- _Your task_
From the listing below, pull out all lines with "hajlandó" in them.

[Records from a data source]
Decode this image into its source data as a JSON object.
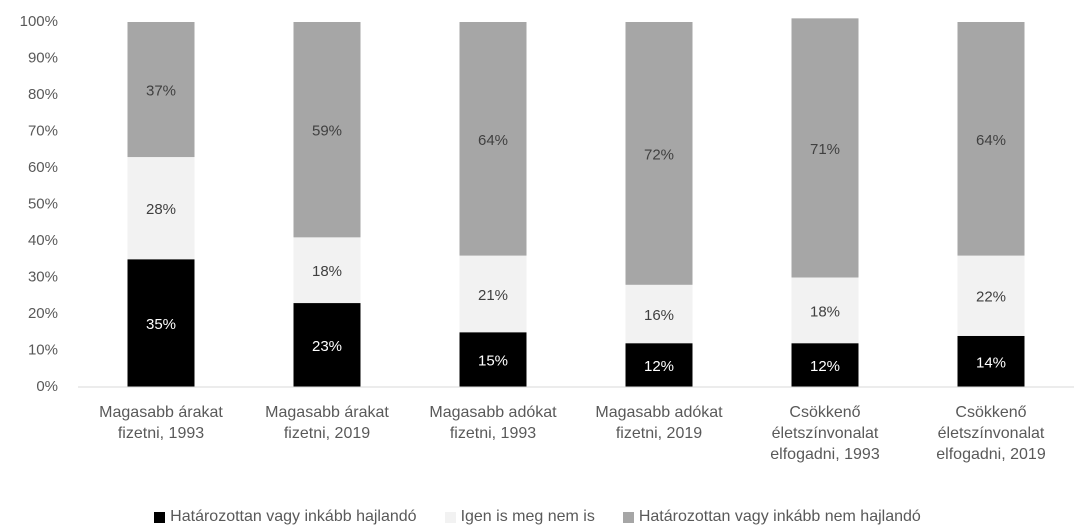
{
  "chart_data": {
    "type": "stacked_bar",
    "categories": [
      "Magasabb árakat fizetni, 1993",
      "Magasabb árakat fizetni, 2019",
      "Magasabb adókat fizetni, 1993",
      "Magasabb adókat fizetni, 2019",
      "Csökkenő életszínvonalat elfogadni, 1993",
      "Csökkenő életszínvonalat elfogadni, 2019"
    ],
    "series": [
      {
        "name": "Határozottan vagy inkább hajlandó",
        "color": "#000000",
        "values": [
          35,
          23,
          15,
          12,
          12,
          14
        ],
        "value_labels": [
          "35%",
          "23%",
          "15%",
          "12%",
          "12%",
          "14%"
        ]
      },
      {
        "name": "Igen is meg nem is",
        "color": "#f2f2f2",
        "values": [
          28,
          18,
          21,
          16,
          18,
          22
        ],
        "value_labels": [
          "28%",
          "18%",
          "21%",
          "16%",
          "18%",
          "22%"
        ]
      },
      {
        "name": "Határozottan vagy inkább nem hajlandó",
        "color": "#a6a6a6",
        "values": [
          37,
          59,
          64,
          72,
          71,
          64
        ],
        "value_labels": [
          "37%",
          "59%",
          "64%",
          "72%",
          "71%",
          "64%"
        ]
      }
    ],
    "ylim": [
      0,
      100
    ],
    "yticks": [
      {
        "value": 0,
        "label": "0%"
      },
      {
        "value": 10,
        "label": "10%"
      },
      {
        "value": 20,
        "label": "20%"
      },
      {
        "value": 30,
        "label": "30%"
      },
      {
        "value": 40,
        "label": "40%"
      },
      {
        "value": 50,
        "label": "50%"
      },
      {
        "value": 60,
        "label": "60%"
      },
      {
        "value": 70,
        "label": "70%"
      },
      {
        "value": 80,
        "label": "80%"
      },
      {
        "value": 90,
        "label": "90%"
      },
      {
        "value": 100,
        "label": "100%"
      }
    ],
    "grid": false,
    "legend": "bottom"
  }
}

- _The answer_
        "name": "Határozottan vagy inkább hajlandó",
        "name": "Határozottan vagy inkább nem hajlandó",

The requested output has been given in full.